Given instruction:
For the listing below, give the number of lines in which "Check" occurs. Add nothing.

Information provided:
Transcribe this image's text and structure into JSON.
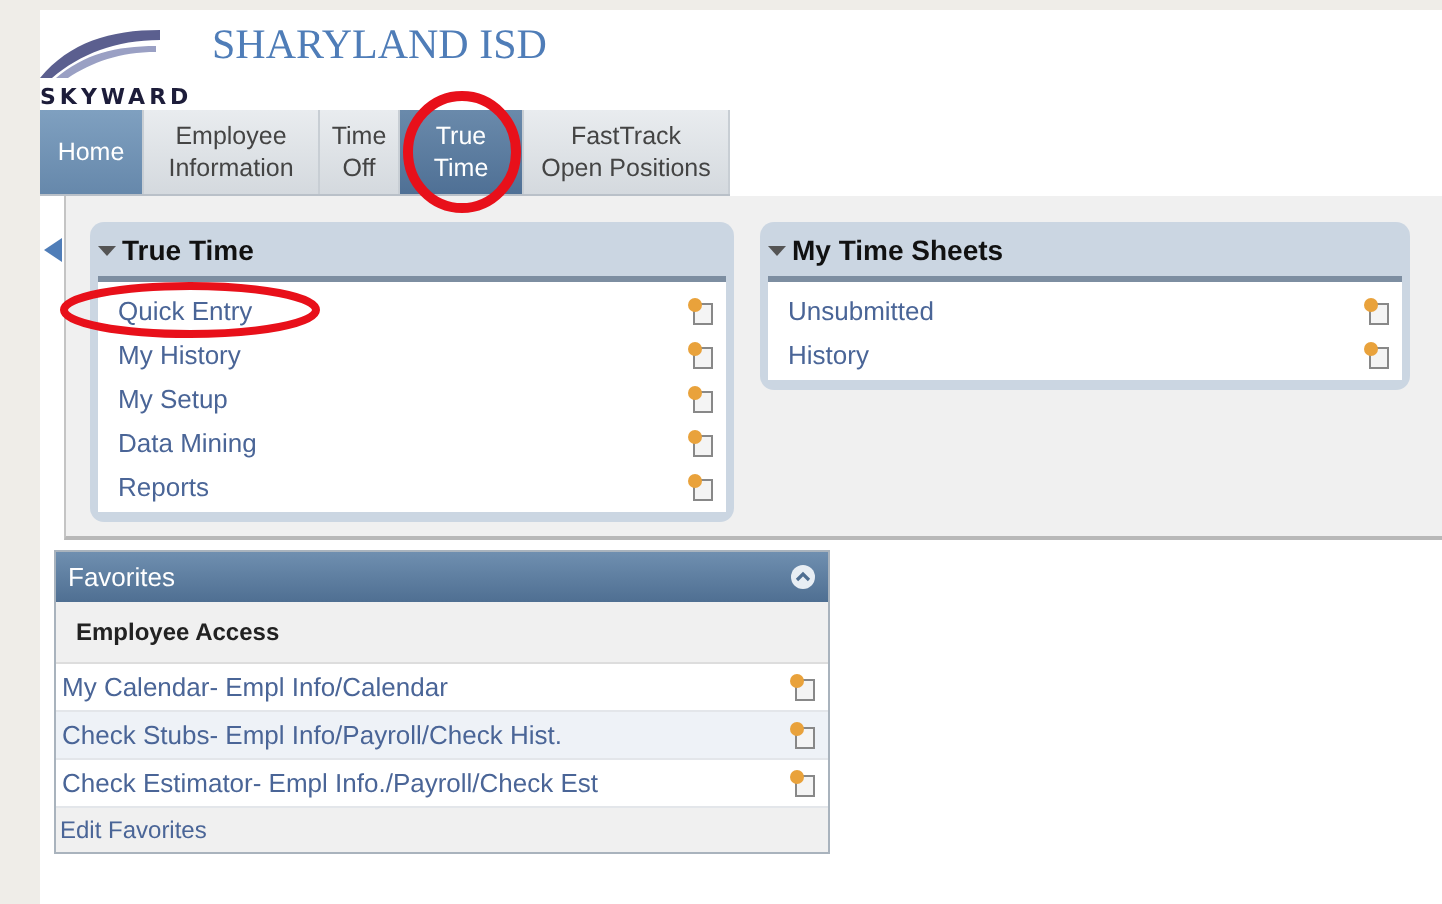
{
  "header": {
    "logo_text": "SKYWARD",
    "district": "SHARYLAND ISD"
  },
  "tabs": [
    {
      "kind": "home",
      "lines": [
        "Home"
      ],
      "selected": false
    },
    {
      "kind": "menu",
      "lines": [
        "Employee",
        "Information"
      ],
      "selected": false
    },
    {
      "kind": "menu",
      "lines": [
        "Time",
        "Off"
      ],
      "selected": false
    },
    {
      "kind": "menu",
      "lines": [
        "True",
        "Time"
      ],
      "selected": true
    },
    {
      "kind": "menu",
      "lines": [
        "FastTrack",
        "Open Positions"
      ],
      "selected": false
    }
  ],
  "panels": [
    {
      "title": "True Time",
      "expanded": true,
      "items": [
        "Quick Entry",
        "My History",
        "My Setup",
        "Data Mining",
        "Reports"
      ]
    },
    {
      "title": "My Time Sheets",
      "expanded": true,
      "items": [
        "Unsubmitted",
        "History"
      ]
    }
  ],
  "favorites": {
    "title": "Favorites",
    "group": "Employee Access",
    "items": [
      "My Calendar- Empl Info/Calendar",
      "Check Stubs- Empl Info/Payroll/Check Hist.",
      "Check Estimator- Empl Info./Payroll/Check Est"
    ],
    "edit_link": "Edit Favorites"
  }
}
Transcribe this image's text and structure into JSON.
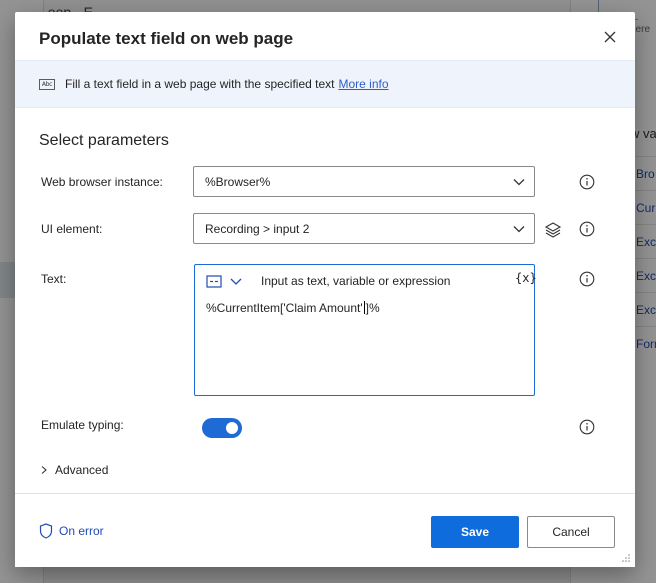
{
  "background": {
    "app_title": "Loop · E___",
    "right_panel_heading": "w va",
    "right_panel_hint": "here",
    "variables": [
      "Bro",
      "Cur",
      "Exce",
      "Exce",
      "Exce",
      "Form"
    ]
  },
  "dialog": {
    "title": "Populate text field on web page",
    "description": "Fill a text field in a web page with the specified text",
    "more_info": "More info",
    "section_title": "Select parameters",
    "info_icon_text": "Abc"
  },
  "fields": {
    "browser_label": "Web browser instance:",
    "browser_value": "%Browser%",
    "ui_element_label": "UI element:",
    "ui_element_value": "Recording > input 2",
    "text_label": "Text:",
    "text_mode_hint": "Input as text, variable or expression",
    "text_fx": "{x}",
    "text_value_before_caret": "%CurrentItem['Claim Amount'",
    "text_value_after_caret": "]%",
    "emulate_label": "Emulate typing:",
    "emulate_on": true,
    "advanced_label": "Advanced"
  },
  "footer": {
    "on_error": "On error",
    "save": "Save",
    "cancel": "Cancel"
  },
  "colors": {
    "accent": "#0f6cdc",
    "link": "#2c5ec9",
    "info_bar": "#eff4fc"
  }
}
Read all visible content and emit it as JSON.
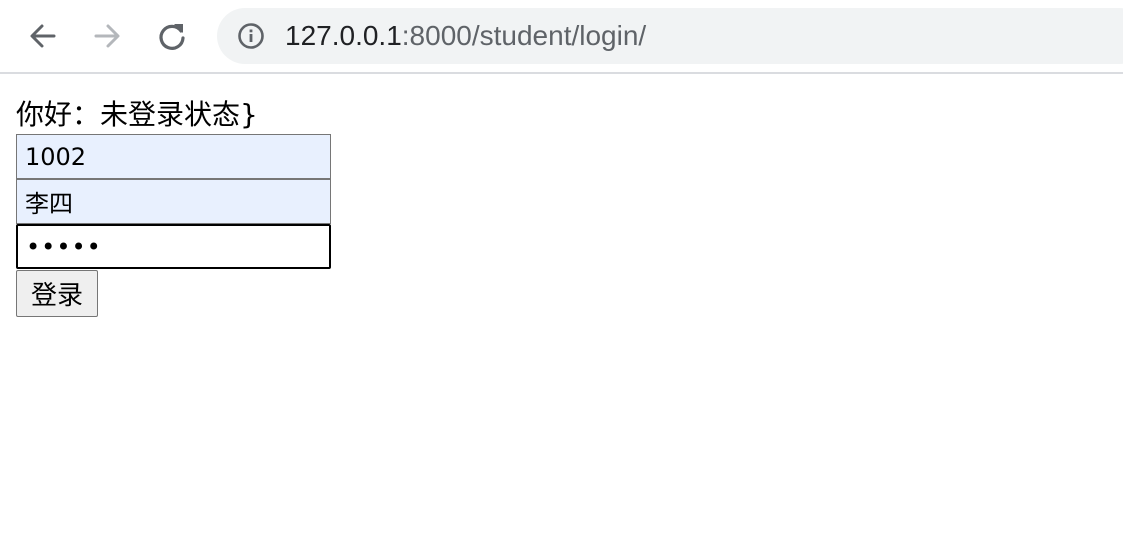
{
  "browser": {
    "url_host": "127.0.0.1",
    "url_path": ":8000/student/login/",
    "icons": {
      "back": "arrow-left-icon",
      "forward": "arrow-right-icon",
      "reload": "reload-icon",
      "site_info": "info-icon"
    },
    "forward_disabled": true
  },
  "page": {
    "greeting": "你好：未登录状态}",
    "form": {
      "student_id_value": "1002",
      "name_value": "李四",
      "password_value": "12345",
      "submit_label": "登录"
    }
  }
}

Expected output:
2